TASK
Find the string "Works" in the records. Copy every line it appears in.

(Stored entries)
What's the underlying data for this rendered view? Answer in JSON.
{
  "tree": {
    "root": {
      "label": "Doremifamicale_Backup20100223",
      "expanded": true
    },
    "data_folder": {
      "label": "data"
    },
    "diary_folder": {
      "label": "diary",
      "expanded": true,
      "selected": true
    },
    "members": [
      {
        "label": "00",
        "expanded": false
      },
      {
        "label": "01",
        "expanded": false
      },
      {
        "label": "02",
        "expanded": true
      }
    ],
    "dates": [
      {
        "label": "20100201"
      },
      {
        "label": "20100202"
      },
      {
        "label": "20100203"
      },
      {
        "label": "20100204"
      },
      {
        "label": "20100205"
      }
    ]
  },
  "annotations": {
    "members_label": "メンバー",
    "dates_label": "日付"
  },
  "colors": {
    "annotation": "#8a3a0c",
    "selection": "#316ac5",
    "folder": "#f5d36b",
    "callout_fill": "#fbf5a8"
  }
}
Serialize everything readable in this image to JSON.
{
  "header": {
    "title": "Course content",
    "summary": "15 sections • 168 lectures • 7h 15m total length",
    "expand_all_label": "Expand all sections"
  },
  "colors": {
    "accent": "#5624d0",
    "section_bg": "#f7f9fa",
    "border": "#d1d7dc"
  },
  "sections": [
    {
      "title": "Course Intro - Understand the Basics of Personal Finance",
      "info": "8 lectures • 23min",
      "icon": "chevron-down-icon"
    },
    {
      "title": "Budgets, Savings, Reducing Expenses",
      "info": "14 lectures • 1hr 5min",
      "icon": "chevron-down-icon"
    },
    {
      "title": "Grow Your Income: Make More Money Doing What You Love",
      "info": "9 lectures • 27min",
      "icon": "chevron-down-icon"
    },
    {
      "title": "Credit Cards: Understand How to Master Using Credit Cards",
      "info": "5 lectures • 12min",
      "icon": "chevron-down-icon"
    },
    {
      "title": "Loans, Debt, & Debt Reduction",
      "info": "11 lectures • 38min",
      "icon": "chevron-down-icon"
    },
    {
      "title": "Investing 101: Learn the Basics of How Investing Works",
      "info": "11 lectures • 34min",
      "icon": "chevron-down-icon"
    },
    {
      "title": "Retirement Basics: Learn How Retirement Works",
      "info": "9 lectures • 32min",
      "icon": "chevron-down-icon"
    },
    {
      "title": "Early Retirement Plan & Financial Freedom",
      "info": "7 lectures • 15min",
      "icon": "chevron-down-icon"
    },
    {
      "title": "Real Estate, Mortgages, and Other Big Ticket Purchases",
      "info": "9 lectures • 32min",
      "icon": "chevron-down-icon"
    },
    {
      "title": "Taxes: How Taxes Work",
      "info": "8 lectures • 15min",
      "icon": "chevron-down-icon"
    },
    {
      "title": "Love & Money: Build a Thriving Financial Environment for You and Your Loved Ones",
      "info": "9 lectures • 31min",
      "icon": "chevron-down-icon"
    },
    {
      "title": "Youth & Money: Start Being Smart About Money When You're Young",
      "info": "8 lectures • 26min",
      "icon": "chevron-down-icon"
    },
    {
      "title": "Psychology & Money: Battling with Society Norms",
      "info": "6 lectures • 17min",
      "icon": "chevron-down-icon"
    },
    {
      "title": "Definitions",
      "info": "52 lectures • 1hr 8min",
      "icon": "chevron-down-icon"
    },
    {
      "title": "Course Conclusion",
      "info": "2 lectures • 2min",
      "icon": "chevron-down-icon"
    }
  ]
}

SOLUTION FOR THIS EXERCISE
      "title": "Investing 101: Learn the Basics of How Investing Works",
      "title": "Retirement Basics: Learn How Retirement Works",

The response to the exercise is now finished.